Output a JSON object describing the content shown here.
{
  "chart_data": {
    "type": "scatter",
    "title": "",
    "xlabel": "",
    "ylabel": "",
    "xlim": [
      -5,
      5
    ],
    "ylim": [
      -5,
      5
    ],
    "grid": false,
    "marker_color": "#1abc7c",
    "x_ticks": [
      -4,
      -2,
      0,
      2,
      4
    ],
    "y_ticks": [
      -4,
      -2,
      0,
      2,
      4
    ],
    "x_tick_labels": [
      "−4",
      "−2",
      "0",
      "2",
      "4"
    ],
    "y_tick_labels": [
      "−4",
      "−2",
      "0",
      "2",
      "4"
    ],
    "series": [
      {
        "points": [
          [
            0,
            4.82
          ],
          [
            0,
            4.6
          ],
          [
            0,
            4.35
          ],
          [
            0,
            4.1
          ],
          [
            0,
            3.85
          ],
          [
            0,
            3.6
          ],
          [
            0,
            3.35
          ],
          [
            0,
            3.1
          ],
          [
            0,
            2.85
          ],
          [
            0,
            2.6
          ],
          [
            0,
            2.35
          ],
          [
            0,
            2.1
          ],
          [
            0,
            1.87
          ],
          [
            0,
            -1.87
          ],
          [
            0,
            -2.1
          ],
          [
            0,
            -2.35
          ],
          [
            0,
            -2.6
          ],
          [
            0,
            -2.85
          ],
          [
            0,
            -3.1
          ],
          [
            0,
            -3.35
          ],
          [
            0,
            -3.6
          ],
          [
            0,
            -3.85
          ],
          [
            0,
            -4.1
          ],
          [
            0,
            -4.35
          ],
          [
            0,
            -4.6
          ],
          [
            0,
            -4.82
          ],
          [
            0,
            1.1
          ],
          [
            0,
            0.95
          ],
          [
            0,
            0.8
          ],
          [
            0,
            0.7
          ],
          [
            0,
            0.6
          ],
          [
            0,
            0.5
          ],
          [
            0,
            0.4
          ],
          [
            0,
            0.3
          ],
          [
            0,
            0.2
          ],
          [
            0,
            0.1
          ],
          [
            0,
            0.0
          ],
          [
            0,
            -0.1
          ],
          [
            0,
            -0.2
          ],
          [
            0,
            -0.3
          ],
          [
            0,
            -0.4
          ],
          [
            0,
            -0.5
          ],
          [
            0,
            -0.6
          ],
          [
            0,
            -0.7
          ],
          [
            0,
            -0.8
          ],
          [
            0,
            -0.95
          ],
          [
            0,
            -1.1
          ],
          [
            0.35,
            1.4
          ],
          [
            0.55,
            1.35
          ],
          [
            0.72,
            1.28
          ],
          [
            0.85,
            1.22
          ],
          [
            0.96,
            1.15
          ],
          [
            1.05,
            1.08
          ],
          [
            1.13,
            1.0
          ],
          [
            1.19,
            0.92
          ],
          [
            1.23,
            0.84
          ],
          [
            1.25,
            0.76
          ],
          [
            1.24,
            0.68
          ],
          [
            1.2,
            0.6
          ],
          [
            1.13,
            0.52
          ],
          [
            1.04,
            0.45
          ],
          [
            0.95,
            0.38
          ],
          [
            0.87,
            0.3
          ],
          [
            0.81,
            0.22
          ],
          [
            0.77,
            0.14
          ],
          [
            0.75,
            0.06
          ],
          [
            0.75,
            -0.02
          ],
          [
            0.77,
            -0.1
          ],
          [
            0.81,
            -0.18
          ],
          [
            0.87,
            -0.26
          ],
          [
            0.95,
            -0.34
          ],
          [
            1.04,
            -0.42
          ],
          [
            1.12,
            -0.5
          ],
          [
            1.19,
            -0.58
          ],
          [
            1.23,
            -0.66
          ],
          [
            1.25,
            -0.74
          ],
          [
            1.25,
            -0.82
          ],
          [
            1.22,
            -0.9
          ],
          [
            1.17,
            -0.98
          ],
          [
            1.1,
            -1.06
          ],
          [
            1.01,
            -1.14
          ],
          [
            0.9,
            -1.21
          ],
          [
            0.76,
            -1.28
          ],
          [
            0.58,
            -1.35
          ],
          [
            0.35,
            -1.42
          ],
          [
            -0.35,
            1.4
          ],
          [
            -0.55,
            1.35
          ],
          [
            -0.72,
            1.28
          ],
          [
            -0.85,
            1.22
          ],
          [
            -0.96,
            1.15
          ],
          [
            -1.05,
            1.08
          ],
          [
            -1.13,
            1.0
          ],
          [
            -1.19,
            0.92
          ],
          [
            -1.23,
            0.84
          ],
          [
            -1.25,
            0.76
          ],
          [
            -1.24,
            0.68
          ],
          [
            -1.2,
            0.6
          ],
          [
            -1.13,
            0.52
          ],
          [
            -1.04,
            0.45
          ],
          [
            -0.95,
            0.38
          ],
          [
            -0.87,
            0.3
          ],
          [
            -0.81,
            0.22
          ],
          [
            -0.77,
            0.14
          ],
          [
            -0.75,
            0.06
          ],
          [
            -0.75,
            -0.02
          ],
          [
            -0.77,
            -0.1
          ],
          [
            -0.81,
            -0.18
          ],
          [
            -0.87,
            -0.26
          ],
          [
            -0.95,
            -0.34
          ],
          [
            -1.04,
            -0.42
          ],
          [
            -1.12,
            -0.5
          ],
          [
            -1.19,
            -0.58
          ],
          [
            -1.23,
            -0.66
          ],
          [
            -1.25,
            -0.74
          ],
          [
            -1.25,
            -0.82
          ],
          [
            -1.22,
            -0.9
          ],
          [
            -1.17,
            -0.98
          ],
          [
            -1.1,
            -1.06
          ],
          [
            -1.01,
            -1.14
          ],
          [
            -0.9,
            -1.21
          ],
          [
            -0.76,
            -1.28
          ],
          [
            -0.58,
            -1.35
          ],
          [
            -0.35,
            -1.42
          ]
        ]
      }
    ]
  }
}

**Work to complete:** From the records above, please extract every line and repeat it exactly.

**Output below:**
Output a JSON object describing the content shown here.
{
  "chart_data": {
    "type": "scatter",
    "title": "",
    "xlabel": "",
    "ylabel": "",
    "xlim": [
      -5,
      5
    ],
    "ylim": [
      -5,
      5
    ],
    "grid": false,
    "marker_color": "#1abc7c",
    "x_ticks": [
      -4,
      -2,
      0,
      2,
      4
    ],
    "y_ticks": [
      -4,
      -2,
      0,
      2,
      4
    ],
    "x_tick_labels": [
      "−4",
      "−2",
      "0",
      "2",
      "4"
    ],
    "y_tick_labels": [
      "−4",
      "−2",
      "0",
      "2",
      "4"
    ],
    "series": [
      {
        "points": [
          [
            0,
            4.82
          ],
          [
            0,
            4.6
          ],
          [
            0,
            4.35
          ],
          [
            0,
            4.1
          ],
          [
            0,
            3.85
          ],
          [
            0,
            3.6
          ],
          [
            0,
            3.35
          ],
          [
            0,
            3.1
          ],
          [
            0,
            2.85
          ],
          [
            0,
            2.6
          ],
          [
            0,
            2.35
          ],
          [
            0,
            2.1
          ],
          [
            0,
            1.87
          ],
          [
            0,
            -1.87
          ],
          [
            0,
            -2.1
          ],
          [
            0,
            -2.35
          ],
          [
            0,
            -2.6
          ],
          [
            0,
            -2.85
          ],
          [
            0,
            -3.1
          ],
          [
            0,
            -3.35
          ],
          [
            0,
            -3.6
          ],
          [
            0,
            -3.85
          ],
          [
            0,
            -4.1
          ],
          [
            0,
            -4.35
          ],
          [
            0,
            -4.6
          ],
          [
            0,
            -4.82
          ],
          [
            0,
            1.1
          ],
          [
            0,
            0.95
          ],
          [
            0,
            0.8
          ],
          [
            0,
            0.7
          ],
          [
            0,
            0.6
          ],
          [
            0,
            0.5
          ],
          [
            0,
            0.4
          ],
          [
            0,
            0.3
          ],
          [
            0,
            0.2
          ],
          [
            0,
            0.1
          ],
          [
            0,
            0.0
          ],
          [
            0,
            -0.1
          ],
          [
            0,
            -0.2
          ],
          [
            0,
            -0.3
          ],
          [
            0,
            -0.4
          ],
          [
            0,
            -0.5
          ],
          [
            0,
            -0.6
          ],
          [
            0,
            -0.7
          ],
          [
            0,
            -0.8
          ],
          [
            0,
            -0.95
          ],
          [
            0,
            -1.1
          ],
          [
            0.35,
            1.4
          ],
          [
            0.55,
            1.35
          ],
          [
            0.72,
            1.28
          ],
          [
            0.85,
            1.22
          ],
          [
            0.96,
            1.15
          ],
          [
            1.05,
            1.08
          ],
          [
            1.13,
            1.0
          ],
          [
            1.19,
            0.92
          ],
          [
            1.23,
            0.84
          ],
          [
            1.25,
            0.76
          ],
          [
            1.24,
            0.68
          ],
          [
            1.2,
            0.6
          ],
          [
            1.13,
            0.52
          ],
          [
            1.04,
            0.45
          ],
          [
            0.95,
            0.38
          ],
          [
            0.87,
            0.3
          ],
          [
            0.81,
            0.22
          ],
          [
            0.77,
            0.14
          ],
          [
            0.75,
            0.06
          ],
          [
            0.75,
            -0.02
          ],
          [
            0.77,
            -0.1
          ],
          [
            0.81,
            -0.18
          ],
          [
            0.87,
            -0.26
          ],
          [
            0.95,
            -0.34
          ],
          [
            1.04,
            -0.42
          ],
          [
            1.12,
            -0.5
          ],
          [
            1.19,
            -0.58
          ],
          [
            1.23,
            -0.66
          ],
          [
            1.25,
            -0.74
          ],
          [
            1.25,
            -0.82
          ],
          [
            1.22,
            -0.9
          ],
          [
            1.17,
            -0.98
          ],
          [
            1.1,
            -1.06
          ],
          [
            1.01,
            -1.14
          ],
          [
            0.9,
            -1.21
          ],
          [
            0.76,
            -1.28
          ],
          [
            0.58,
            -1.35
          ],
          [
            0.35,
            -1.42
          ],
          [
            -0.35,
            1.4
          ],
          [
            -0.55,
            1.35
          ],
          [
            -0.72,
            1.28
          ],
          [
            -0.85,
            1.22
          ],
          [
            -0.96,
            1.15
          ],
          [
            -1.05,
            1.08
          ],
          [
            -1.13,
            1.0
          ],
          [
            -1.19,
            0.92
          ],
          [
            -1.23,
            0.84
          ],
          [
            -1.25,
            0.76
          ],
          [
            -1.24,
            0.68
          ],
          [
            -1.2,
            0.6
          ],
          [
            -1.13,
            0.52
          ],
          [
            -1.04,
            0.45
          ],
          [
            -0.95,
            0.38
          ],
          [
            -0.87,
            0.3
          ],
          [
            -0.81,
            0.22
          ],
          [
            -0.77,
            0.14
          ],
          [
            -0.75,
            0.06
          ],
          [
            -0.75,
            -0.02
          ],
          [
            -0.77,
            -0.1
          ],
          [
            -0.81,
            -0.18
          ],
          [
            -0.87,
            -0.26
          ],
          [
            -0.95,
            -0.34
          ],
          [
            -1.04,
            -0.42
          ],
          [
            -1.12,
            -0.5
          ],
          [
            -1.19,
            -0.58
          ],
          [
            -1.23,
            -0.66
          ],
          [
            -1.25,
            -0.74
          ],
          [
            -1.25,
            -0.82
          ],
          [
            -1.22,
            -0.9
          ],
          [
            -1.17,
            -0.98
          ],
          [
            -1.1,
            -1.06
          ],
          [
            -1.01,
            -1.14
          ],
          [
            -0.9,
            -1.21
          ],
          [
            -0.76,
            -1.28
          ],
          [
            -0.58,
            -1.35
          ],
          [
            -0.35,
            -1.42
          ]
        ]
      }
    ]
  }
}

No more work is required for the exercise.